* _Set task_: Look for the string "with" in the lines and copy each line that has it.

* _Records supplied_:
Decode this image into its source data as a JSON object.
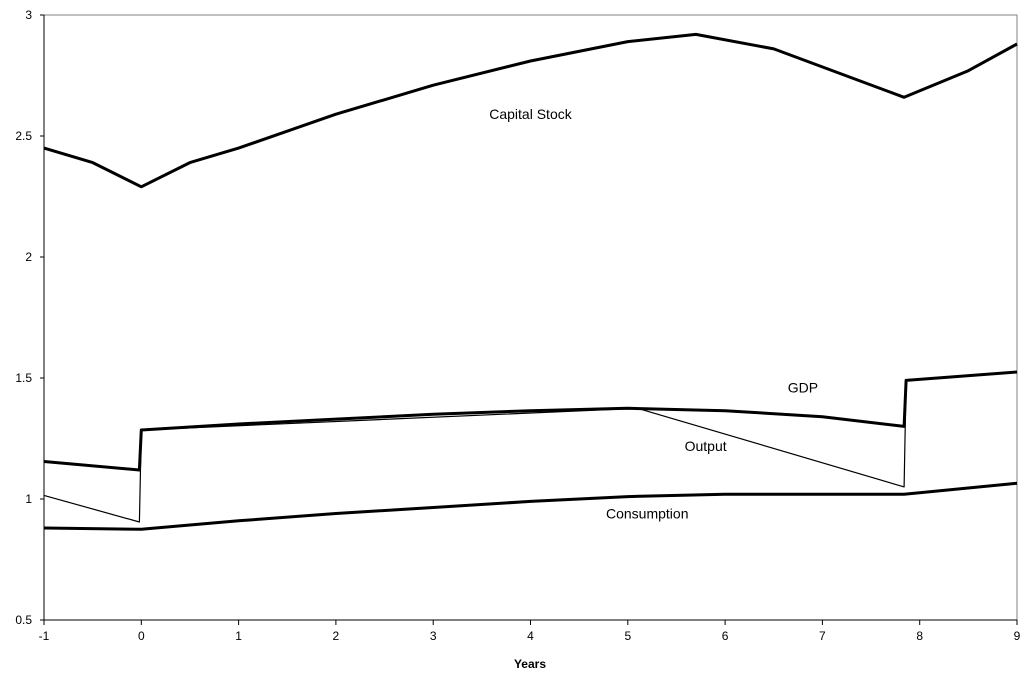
{
  "chart_data": {
    "type": "line",
    "title": "",
    "xlabel": "Years",
    "ylabel": "",
    "xlim": [
      -1,
      9
    ],
    "ylim": [
      0.5,
      3
    ],
    "xticks": [
      -1,
      0,
      1,
      2,
      3,
      4,
      5,
      6,
      7,
      8,
      9
    ],
    "yticks": [
      0.5,
      1,
      1.5,
      2,
      2.5,
      3
    ],
    "ytick_labels": [
      "0.5",
      "1",
      "1.5",
      "2",
      "2.5",
      "3"
    ],
    "grid": false,
    "legend": "none",
    "series": [
      {
        "name": "Capital Stock",
        "line": "thick",
        "x": [
          -1,
          -0.5,
          0,
          0.5,
          1,
          2,
          3,
          4,
          5,
          5.7,
          6.5,
          7.84,
          8.5,
          9
        ],
        "y": [
          2.45,
          2.39,
          2.29,
          2.39,
          2.45,
          2.59,
          2.71,
          2.81,
          2.89,
          2.92,
          2.86,
          2.66,
          2.77,
          2.88
        ]
      },
      {
        "name": "GDP",
        "line": "thick",
        "x": [
          -1,
          -0.02,
          0,
          1,
          2,
          3,
          4,
          5,
          6,
          7,
          7.84,
          7.86,
          9
        ],
        "y": [
          1.155,
          1.12,
          1.285,
          1.31,
          1.33,
          1.35,
          1.365,
          1.375,
          1.365,
          1.34,
          1.3,
          1.49,
          1.525
        ]
      },
      {
        "name": "Output",
        "line": "thin",
        "x": [
          -1,
          -0.02,
          0,
          5.1,
          7.84,
          7.86
        ],
        "y": [
          1.015,
          0.905,
          1.285,
          1.375,
          1.05,
          1.49
        ]
      },
      {
        "name": "Consumption",
        "line": "thick",
        "x": [
          -1,
          0,
          1,
          2,
          3,
          4,
          5,
          6,
          7,
          7.84,
          9
        ],
        "y": [
          0.88,
          0.875,
          0.91,
          0.94,
          0.965,
          0.99,
          1.01,
          1.02,
          1.02,
          1.02,
          1.065
        ]
      }
    ],
    "annotations": [
      {
        "text": "Capital Stock",
        "x": 4.0,
        "y": 2.59
      },
      {
        "text": "GDP",
        "x": 6.8,
        "y": 1.46
      },
      {
        "text": "Output",
        "x": 5.8,
        "y": 1.22
      },
      {
        "text": "Consumption",
        "x": 5.2,
        "y": 0.94
      }
    ]
  }
}
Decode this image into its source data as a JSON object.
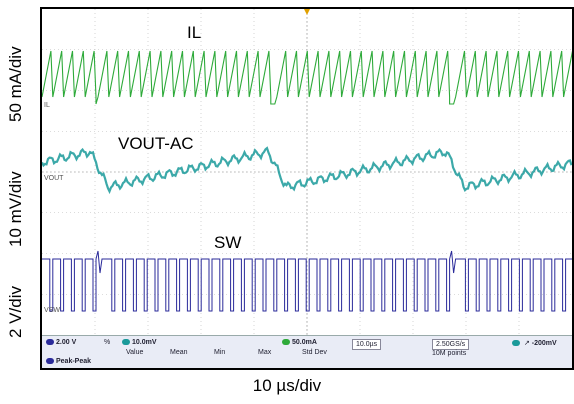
{
  "axis_labels": {
    "y_il": "50 mA/div",
    "y_vout": "10 mV/div",
    "y_sw": "2 V/div",
    "x": "10 µs/div"
  },
  "waveform_labels": {
    "il": "IL",
    "vout": "VOUT-AC",
    "sw": "SW"
  },
  "channel_markers": {
    "il": "IL",
    "vout": "VOUT",
    "sw": "VSW"
  },
  "status_bar": {
    "ch1_scale": "2.00 V",
    "ch1_extra": "%",
    "ch2_scale": "10.0mV",
    "ch3_scale": "50.0mA",
    "col_value": "Value",
    "col_mean": "Mean",
    "col_min": "Min",
    "col_max": "Max",
    "col_std": "Std Dev",
    "meas_label": "Peak-Peak",
    "timebase": "10.0µs",
    "sample_rate": "2.50GS/s",
    "record_length": "10M points",
    "trigger_level": "-200mV"
  },
  "colors": {
    "il": "#2eaa3a",
    "vout": "#1a9a9a",
    "sw": "#2a2a9a",
    "grid": "#b9b9b9",
    "trigger": "#e0a000"
  },
  "chart_data": {
    "type": "line",
    "series": [
      {
        "name": "IL",
        "shape": "sawtooth with bursts, periodic gaps ~every 30 µs"
      },
      {
        "name": "VOUT-AC",
        "shape": "sawtooth ramp with ripple, period ~30 µs"
      },
      {
        "name": "SW",
        "shape": "switching pulses, 2 V/div"
      }
    ],
    "x_unit": "µs/div",
    "x_per_div": 10,
    "grid": true
  }
}
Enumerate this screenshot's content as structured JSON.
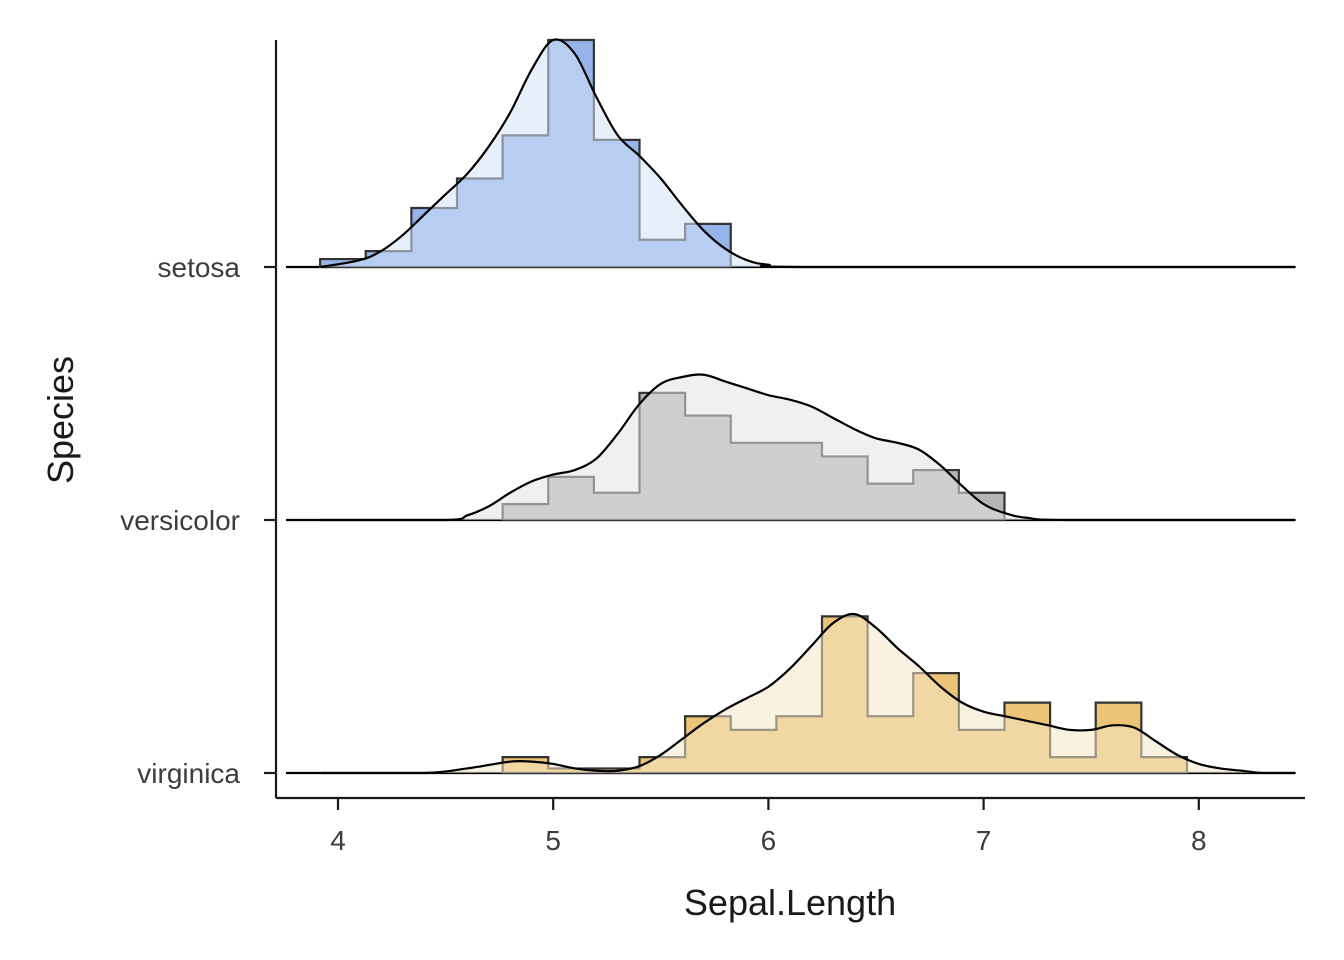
{
  "chart_data": {
    "type": "ridgeline",
    "title": "",
    "xlabel": "Sepal.Length",
    "ylabel": "Species",
    "xlim": [
      3.75,
      8.45
    ],
    "xticks": [
      4,
      5,
      6,
      7,
      8
    ],
    "xtick_labels": [
      "4",
      "5",
      "6",
      "7",
      "8"
    ],
    "grid": false,
    "legend": "none",
    "bin_width": 0.212,
    "bin_start": 3.917,
    "series": [
      {
        "name": "setosa",
        "label": "setosa",
        "hist_fill": "#97b4ea",
        "density_fill": "#d4e1f7",
        "counts": [
          0.035,
          0.07,
          0.26,
          0.39,
          0.58,
          1.0,
          0.56,
          0.12,
          0.19
        ],
        "density": [
          [
            3.92,
            0.0
          ],
          [
            4.1,
            0.03
          ],
          [
            4.2,
            0.07
          ],
          [
            4.3,
            0.14
          ],
          [
            4.4,
            0.23
          ],
          [
            4.5,
            0.32
          ],
          [
            4.6,
            0.41
          ],
          [
            4.7,
            0.53
          ],
          [
            4.8,
            0.68
          ],
          [
            4.9,
            0.87
          ],
          [
            5.0,
            1.0
          ],
          [
            5.1,
            0.94
          ],
          [
            5.2,
            0.75
          ],
          [
            5.3,
            0.58
          ],
          [
            5.4,
            0.49
          ],
          [
            5.5,
            0.39
          ],
          [
            5.6,
            0.27
          ],
          [
            5.7,
            0.16
          ],
          [
            5.8,
            0.08
          ],
          [
            5.9,
            0.03
          ],
          [
            6.0,
            0.01
          ],
          [
            6.2,
            0.0
          ],
          [
            8.45,
            0.0
          ]
        ]
      },
      {
        "name": "versicolor",
        "label": "versicolor",
        "hist_fill": "#b5b5b5",
        "density_fill": "#e3e3e3",
        "counts": [
          0.0,
          0.0,
          0.0,
          0.0,
          0.07,
          0.19,
          0.12,
          0.56,
          0.46,
          0.34,
          0.34,
          0.28,
          0.16,
          0.22,
          0.12
        ],
        "density": [
          [
            3.92,
            0.0
          ],
          [
            4.5,
            0.0
          ],
          [
            4.6,
            0.02
          ],
          [
            4.7,
            0.06
          ],
          [
            4.8,
            0.12
          ],
          [
            4.9,
            0.17
          ],
          [
            5.0,
            0.2
          ],
          [
            5.1,
            0.22
          ],
          [
            5.2,
            0.27
          ],
          [
            5.3,
            0.38
          ],
          [
            5.4,
            0.51
          ],
          [
            5.5,
            0.6
          ],
          [
            5.6,
            0.63
          ],
          [
            5.7,
            0.64
          ],
          [
            5.8,
            0.61
          ],
          [
            5.9,
            0.58
          ],
          [
            6.0,
            0.55
          ],
          [
            6.1,
            0.53
          ],
          [
            6.2,
            0.5
          ],
          [
            6.3,
            0.45
          ],
          [
            6.4,
            0.4
          ],
          [
            6.5,
            0.36
          ],
          [
            6.6,
            0.34
          ],
          [
            6.7,
            0.31
          ],
          [
            6.8,
            0.24
          ],
          [
            6.9,
            0.15
          ],
          [
            7.0,
            0.07
          ],
          [
            7.1,
            0.03
          ],
          [
            7.2,
            0.01
          ],
          [
            7.4,
            0.0
          ],
          [
            8.45,
            0.0
          ]
        ]
      },
      {
        "name": "virginica",
        "label": "virginica",
        "hist_fill": "#ebc477",
        "density_fill": "#f6e7c6",
        "counts": [
          0.0,
          0.0,
          0.0,
          0.0,
          0.07,
          0.02,
          0.02,
          0.07,
          0.25,
          0.19,
          0.25,
          0.69,
          0.25,
          0.44,
          0.19,
          0.31,
          0.07,
          0.31,
          0.07
        ],
        "density": [
          [
            3.92,
            0.0
          ],
          [
            4.4,
            0.0
          ],
          [
            4.6,
            0.02
          ],
          [
            4.8,
            0.05
          ],
          [
            4.9,
            0.05
          ],
          [
            5.0,
            0.04
          ],
          [
            5.1,
            0.02
          ],
          [
            5.2,
            0.01
          ],
          [
            5.3,
            0.01
          ],
          [
            5.4,
            0.03
          ],
          [
            5.5,
            0.08
          ],
          [
            5.6,
            0.15
          ],
          [
            5.7,
            0.22
          ],
          [
            5.8,
            0.28
          ],
          [
            5.9,
            0.33
          ],
          [
            6.0,
            0.38
          ],
          [
            6.1,
            0.46
          ],
          [
            6.2,
            0.56
          ],
          [
            6.3,
            0.66
          ],
          [
            6.4,
            0.7
          ],
          [
            6.5,
            0.64
          ],
          [
            6.6,
            0.55
          ],
          [
            6.7,
            0.47
          ],
          [
            6.8,
            0.38
          ],
          [
            6.9,
            0.31
          ],
          [
            7.0,
            0.27
          ],
          [
            7.1,
            0.25
          ],
          [
            7.2,
            0.23
          ],
          [
            7.3,
            0.21
          ],
          [
            7.4,
            0.19
          ],
          [
            7.5,
            0.19
          ],
          [
            7.6,
            0.21
          ],
          [
            7.7,
            0.2
          ],
          [
            7.8,
            0.14
          ],
          [
            7.9,
            0.08
          ],
          [
            8.0,
            0.04
          ],
          [
            8.1,
            0.02
          ],
          [
            8.2,
            0.01
          ],
          [
            8.3,
            0.0
          ],
          [
            8.45,
            0.0
          ]
        ]
      }
    ]
  }
}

* _Exercise solution_:
        "shape": "sawtooth with bursts, periodic gaps ~every 30 µs"
        "shape": "sawtooth ramp with ripple, period ~30 µs"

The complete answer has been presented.